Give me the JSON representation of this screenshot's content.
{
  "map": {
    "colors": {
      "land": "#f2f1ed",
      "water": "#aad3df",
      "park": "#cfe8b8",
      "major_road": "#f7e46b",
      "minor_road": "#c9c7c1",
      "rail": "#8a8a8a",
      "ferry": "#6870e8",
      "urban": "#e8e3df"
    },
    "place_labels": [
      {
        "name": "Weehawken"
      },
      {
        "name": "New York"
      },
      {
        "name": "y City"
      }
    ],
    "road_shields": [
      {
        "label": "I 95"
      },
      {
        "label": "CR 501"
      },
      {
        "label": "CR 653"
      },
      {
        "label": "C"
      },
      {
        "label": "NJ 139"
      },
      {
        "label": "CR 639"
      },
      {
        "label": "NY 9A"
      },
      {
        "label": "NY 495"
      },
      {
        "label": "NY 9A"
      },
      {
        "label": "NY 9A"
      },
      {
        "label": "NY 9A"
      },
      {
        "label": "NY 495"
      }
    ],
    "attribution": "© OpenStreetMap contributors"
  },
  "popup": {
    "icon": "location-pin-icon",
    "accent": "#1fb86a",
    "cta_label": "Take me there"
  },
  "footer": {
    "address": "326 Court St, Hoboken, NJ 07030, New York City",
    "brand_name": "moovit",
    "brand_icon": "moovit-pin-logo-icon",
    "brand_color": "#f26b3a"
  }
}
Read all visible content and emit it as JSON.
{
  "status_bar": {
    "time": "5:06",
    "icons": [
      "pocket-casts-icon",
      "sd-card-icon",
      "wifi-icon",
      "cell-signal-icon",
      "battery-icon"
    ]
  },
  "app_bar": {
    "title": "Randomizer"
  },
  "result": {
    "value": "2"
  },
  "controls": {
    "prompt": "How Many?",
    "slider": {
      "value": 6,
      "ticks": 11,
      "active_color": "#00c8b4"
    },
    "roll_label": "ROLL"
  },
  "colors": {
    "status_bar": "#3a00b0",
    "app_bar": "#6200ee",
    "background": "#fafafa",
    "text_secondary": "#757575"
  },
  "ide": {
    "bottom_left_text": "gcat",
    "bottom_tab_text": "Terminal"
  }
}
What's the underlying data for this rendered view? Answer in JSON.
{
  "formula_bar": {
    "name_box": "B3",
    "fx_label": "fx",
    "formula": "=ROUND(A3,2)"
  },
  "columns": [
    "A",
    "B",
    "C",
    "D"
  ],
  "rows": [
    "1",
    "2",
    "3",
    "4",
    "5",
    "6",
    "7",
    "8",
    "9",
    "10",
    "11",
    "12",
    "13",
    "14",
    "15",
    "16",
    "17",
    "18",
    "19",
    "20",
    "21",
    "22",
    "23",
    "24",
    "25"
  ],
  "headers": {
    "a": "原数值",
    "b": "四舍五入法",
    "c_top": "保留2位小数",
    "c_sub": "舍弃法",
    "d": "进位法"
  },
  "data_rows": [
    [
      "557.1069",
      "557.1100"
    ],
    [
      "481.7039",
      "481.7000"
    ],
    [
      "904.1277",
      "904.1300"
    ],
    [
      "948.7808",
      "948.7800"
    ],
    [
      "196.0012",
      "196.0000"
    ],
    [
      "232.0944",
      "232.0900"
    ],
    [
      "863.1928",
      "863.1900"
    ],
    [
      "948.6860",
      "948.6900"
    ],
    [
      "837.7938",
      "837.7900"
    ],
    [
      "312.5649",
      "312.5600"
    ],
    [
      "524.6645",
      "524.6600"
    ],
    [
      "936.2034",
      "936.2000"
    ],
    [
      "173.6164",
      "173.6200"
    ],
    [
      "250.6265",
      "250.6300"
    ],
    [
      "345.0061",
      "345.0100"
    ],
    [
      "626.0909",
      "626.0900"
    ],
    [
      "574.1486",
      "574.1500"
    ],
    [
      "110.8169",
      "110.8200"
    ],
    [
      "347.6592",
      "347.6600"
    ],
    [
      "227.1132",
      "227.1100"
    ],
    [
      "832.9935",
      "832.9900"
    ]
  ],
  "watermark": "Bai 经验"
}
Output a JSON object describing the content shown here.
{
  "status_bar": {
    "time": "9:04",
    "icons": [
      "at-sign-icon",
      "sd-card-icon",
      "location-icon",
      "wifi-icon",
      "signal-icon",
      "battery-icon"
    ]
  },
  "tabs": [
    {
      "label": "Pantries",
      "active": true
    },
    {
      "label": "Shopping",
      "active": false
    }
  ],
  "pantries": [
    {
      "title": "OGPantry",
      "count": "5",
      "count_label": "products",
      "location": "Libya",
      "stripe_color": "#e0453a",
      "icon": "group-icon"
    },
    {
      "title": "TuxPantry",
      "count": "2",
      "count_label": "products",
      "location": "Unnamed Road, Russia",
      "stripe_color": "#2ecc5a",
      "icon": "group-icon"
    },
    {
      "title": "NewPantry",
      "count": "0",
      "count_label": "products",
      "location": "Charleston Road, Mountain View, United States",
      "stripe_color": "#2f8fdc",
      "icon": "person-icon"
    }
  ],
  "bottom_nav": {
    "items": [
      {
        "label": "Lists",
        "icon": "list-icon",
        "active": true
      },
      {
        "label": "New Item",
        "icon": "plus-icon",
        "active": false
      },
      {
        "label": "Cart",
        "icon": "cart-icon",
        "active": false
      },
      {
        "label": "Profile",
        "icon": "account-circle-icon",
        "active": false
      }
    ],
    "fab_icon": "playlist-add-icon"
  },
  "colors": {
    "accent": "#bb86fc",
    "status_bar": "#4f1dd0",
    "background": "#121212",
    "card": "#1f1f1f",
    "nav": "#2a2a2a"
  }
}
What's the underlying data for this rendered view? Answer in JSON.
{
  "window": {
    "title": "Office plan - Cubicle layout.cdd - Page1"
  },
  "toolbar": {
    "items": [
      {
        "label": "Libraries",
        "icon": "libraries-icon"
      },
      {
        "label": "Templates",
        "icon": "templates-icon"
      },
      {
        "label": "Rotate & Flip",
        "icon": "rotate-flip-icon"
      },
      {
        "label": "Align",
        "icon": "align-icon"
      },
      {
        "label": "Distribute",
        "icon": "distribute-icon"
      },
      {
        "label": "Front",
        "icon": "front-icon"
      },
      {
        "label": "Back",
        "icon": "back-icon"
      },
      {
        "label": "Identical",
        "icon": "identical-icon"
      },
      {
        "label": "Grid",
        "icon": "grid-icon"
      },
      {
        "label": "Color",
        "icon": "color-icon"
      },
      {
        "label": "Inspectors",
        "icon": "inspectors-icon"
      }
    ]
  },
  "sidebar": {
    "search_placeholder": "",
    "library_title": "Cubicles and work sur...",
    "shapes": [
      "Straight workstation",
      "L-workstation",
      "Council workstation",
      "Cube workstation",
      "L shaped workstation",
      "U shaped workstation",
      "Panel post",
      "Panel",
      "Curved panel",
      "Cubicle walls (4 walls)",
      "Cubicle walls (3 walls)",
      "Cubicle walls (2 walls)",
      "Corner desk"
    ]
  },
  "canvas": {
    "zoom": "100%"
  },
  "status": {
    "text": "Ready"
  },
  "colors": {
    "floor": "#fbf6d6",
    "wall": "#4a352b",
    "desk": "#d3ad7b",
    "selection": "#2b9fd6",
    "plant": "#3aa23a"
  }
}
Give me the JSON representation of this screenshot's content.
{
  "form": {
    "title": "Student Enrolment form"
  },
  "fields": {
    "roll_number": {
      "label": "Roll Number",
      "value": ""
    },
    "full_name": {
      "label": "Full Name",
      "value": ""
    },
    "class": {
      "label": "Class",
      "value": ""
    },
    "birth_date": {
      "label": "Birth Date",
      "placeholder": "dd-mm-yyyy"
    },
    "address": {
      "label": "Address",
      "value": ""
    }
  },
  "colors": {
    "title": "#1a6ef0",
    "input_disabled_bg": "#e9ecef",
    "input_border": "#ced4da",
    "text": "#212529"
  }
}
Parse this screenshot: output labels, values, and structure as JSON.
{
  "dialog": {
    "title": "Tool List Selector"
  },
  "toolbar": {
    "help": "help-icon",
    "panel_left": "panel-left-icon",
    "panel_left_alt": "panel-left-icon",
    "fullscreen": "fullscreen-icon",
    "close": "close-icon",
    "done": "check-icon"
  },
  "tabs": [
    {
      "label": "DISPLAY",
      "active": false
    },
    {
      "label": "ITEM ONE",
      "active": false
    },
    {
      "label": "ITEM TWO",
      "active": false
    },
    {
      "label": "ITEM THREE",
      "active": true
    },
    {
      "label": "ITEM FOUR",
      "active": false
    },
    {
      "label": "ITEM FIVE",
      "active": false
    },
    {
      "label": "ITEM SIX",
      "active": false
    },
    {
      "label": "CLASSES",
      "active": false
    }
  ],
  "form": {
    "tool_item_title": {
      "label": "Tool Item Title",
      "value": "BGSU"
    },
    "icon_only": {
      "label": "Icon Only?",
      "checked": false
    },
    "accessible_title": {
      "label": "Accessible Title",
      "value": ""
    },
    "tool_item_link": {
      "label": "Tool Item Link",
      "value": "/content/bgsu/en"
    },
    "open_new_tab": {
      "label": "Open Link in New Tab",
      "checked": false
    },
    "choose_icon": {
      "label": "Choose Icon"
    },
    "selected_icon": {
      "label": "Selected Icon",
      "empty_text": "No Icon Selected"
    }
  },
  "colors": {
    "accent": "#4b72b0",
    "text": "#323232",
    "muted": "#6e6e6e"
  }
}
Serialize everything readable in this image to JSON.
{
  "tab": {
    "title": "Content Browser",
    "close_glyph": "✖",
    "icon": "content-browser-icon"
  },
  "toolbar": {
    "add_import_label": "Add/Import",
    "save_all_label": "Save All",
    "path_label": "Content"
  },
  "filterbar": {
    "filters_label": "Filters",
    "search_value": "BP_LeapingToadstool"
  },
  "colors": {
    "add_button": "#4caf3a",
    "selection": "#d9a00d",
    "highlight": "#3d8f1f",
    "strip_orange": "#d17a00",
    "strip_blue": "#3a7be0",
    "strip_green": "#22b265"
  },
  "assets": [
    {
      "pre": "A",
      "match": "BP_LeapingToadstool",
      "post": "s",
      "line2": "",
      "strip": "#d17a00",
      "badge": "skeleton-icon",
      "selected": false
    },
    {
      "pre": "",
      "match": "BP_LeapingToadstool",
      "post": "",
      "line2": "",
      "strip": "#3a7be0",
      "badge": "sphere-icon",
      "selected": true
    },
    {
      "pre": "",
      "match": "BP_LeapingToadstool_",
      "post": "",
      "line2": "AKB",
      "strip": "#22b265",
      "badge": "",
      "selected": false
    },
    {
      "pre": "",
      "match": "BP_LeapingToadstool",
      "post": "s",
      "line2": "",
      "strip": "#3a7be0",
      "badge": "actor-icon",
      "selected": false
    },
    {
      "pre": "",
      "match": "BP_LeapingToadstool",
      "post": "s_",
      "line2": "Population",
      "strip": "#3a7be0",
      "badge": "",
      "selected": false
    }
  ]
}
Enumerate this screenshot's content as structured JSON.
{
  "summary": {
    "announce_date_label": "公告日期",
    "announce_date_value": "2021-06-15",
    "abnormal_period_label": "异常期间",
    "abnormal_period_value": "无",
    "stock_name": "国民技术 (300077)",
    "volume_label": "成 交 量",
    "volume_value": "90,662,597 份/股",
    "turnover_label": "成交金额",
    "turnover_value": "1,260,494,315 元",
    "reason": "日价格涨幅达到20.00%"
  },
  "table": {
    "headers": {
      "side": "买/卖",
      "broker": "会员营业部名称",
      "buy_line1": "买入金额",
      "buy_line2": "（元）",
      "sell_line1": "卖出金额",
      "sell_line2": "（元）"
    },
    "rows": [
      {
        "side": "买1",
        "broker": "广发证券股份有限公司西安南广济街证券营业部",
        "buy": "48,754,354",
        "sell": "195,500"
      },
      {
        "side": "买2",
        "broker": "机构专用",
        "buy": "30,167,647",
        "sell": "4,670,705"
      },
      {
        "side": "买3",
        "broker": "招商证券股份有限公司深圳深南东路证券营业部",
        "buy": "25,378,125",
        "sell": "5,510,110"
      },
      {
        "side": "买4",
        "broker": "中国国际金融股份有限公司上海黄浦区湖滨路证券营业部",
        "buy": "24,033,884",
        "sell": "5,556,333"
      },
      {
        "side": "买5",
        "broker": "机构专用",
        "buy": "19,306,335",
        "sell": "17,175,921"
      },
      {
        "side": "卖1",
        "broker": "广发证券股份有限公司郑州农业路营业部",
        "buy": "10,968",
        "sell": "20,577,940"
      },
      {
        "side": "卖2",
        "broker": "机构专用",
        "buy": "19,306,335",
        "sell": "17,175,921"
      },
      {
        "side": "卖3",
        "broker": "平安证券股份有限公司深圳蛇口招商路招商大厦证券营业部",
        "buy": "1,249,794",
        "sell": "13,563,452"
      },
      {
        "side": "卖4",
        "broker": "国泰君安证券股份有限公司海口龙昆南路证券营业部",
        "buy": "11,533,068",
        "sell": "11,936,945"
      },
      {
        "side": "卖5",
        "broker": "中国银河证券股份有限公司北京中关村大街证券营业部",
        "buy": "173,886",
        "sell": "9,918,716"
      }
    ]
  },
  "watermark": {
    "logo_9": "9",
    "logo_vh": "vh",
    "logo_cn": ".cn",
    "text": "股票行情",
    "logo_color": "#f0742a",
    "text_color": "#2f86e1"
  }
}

- [WRITTEN TASK]
Search the preceding listing for "screenshot" and extract every line where it is found.

- [RESULT OF THIS EXERCISE]
Give me the JSON representation of this screenshot's content.
Give me the JSON representation of this screenshot's content.
Parse this screenshot: output labels, values, and structure as JSON.
Enumerate this screenshot's content as structured JSON.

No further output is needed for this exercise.